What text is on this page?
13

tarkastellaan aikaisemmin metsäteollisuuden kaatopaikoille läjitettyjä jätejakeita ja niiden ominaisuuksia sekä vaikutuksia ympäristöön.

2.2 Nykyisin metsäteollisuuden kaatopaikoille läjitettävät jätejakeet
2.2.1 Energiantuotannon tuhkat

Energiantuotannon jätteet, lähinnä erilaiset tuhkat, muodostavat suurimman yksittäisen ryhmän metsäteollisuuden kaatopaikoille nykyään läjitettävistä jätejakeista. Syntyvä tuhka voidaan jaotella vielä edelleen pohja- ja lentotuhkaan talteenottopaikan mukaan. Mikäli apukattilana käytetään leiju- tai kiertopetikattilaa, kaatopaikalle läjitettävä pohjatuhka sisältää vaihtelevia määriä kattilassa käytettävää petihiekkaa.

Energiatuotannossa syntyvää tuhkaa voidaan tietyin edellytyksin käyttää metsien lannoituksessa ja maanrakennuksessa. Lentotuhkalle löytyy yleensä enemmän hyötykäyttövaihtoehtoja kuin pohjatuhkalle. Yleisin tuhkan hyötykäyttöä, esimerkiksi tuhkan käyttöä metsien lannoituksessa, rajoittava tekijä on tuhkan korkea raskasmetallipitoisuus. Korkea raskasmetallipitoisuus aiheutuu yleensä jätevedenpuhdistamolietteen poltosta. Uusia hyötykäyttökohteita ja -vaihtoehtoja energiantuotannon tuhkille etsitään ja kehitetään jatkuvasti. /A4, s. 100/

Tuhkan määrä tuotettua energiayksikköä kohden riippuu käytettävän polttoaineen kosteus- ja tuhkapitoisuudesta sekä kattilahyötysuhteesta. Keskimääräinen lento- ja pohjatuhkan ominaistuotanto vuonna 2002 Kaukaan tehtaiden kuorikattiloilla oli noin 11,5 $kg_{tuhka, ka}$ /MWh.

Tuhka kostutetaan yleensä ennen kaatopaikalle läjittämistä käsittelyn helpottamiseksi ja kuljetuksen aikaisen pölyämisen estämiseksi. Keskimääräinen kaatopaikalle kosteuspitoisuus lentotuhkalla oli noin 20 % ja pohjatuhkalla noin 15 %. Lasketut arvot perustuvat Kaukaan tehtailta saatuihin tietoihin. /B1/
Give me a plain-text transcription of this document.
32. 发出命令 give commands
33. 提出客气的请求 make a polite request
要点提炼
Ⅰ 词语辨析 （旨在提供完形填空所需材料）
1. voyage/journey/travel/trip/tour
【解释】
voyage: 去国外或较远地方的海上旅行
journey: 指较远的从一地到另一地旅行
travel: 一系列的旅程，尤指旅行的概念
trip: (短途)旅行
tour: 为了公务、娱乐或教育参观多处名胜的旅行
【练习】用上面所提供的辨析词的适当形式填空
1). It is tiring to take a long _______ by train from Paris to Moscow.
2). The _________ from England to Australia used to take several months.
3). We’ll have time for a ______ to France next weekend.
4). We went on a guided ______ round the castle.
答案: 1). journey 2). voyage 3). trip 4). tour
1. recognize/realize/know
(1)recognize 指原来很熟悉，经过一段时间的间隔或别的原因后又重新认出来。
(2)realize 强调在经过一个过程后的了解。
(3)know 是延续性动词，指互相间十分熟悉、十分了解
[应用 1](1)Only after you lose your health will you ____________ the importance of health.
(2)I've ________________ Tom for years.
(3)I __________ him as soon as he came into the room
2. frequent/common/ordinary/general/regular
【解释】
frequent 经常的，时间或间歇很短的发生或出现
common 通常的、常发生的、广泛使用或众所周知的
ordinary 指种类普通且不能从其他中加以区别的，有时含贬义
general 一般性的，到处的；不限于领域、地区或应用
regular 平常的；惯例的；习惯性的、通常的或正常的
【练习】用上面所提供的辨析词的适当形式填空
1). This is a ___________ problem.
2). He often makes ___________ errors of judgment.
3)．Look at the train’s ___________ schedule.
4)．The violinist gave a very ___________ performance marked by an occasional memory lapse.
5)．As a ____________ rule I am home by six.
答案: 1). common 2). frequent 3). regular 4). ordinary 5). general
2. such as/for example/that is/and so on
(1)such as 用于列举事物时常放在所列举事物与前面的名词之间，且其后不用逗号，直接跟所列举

SHORT PROBLEM ▸ Your output consists solely of the lines from the one with "Give me a plain-text" through the last line, copied exactly.

PROBLEM SOLUTION ▸
Give me a plain-text transcription of this document.
32. 发出命令 give commands
33. 提出客气的请求 make a polite request
要点提炼
Ⅰ 词语辨析 （旨在提供完形填空所需材料）
1. voyage/journey/travel/trip/tour
【解释】
voyage: 去国外或较远地方的海上旅行
journey: 指较远的从一地到另一地旅行
travel: 一系列的旅程，尤指旅行的概念
trip: (短途)旅行
tour: 为了公务、娱乐或教育参观多处名胜的旅行
【练习】用上面所提供的辨析词的适当形式填空
1). It is tiring to take a long _______ by train from Paris to Moscow.
2). The _________ from England to Australia used to take several months.
3). We’ll have time for a ______ to France next weekend.
4). We went on a guided ______ round the castle.
答案: 1). journey 2). voyage 3). trip 4). tour
1. recognize/realize/know
(1)recognize 指原来很熟悉，经过一段时间的间隔或别的原因后又重新认出来。
(2)realize 强调在经过一个过程后的了解。
(3)know 是延续性动词，指互相间十分熟悉、十分了解
[应用 1](1)Only after you lose your health will you ____________ the importance of health.
(2)I've ________________ Tom for years.
(3)I __________ him as soon as he came into the room
2. frequent/common/ordinary/general/regular
【解释】
frequent 经常的，时间或间歇很短的发生或出现
common 通常的、常发生的、广泛使用或众所周知的
ordinary 指种类普通且不能从其他中加以区别的，有时含贬义
general 一般性的，到处的；不限于领域、地区或应用
regular 平常的；惯例的；习惯性的、通常的或正常的
【练习】用上面所提供的辨析词的适当形式填空
1). This is a ___________ problem.
2). He often makes ___________ errors of judgment.
3)．Look at the train’s ___________ schedule.
4)．The violinist gave a very ___________ performance marked by an occasional memory lapse.
5)．As a ____________ rule I am home by six.
答案: 1). common 2). frequent 3). regular 4). ordinary 5). general
2. such as/for example/that is/and so on
(1)such as 用于列举事物时常放在所列举事物与前面的名词之间，且其后不用逗号，直接跟所列举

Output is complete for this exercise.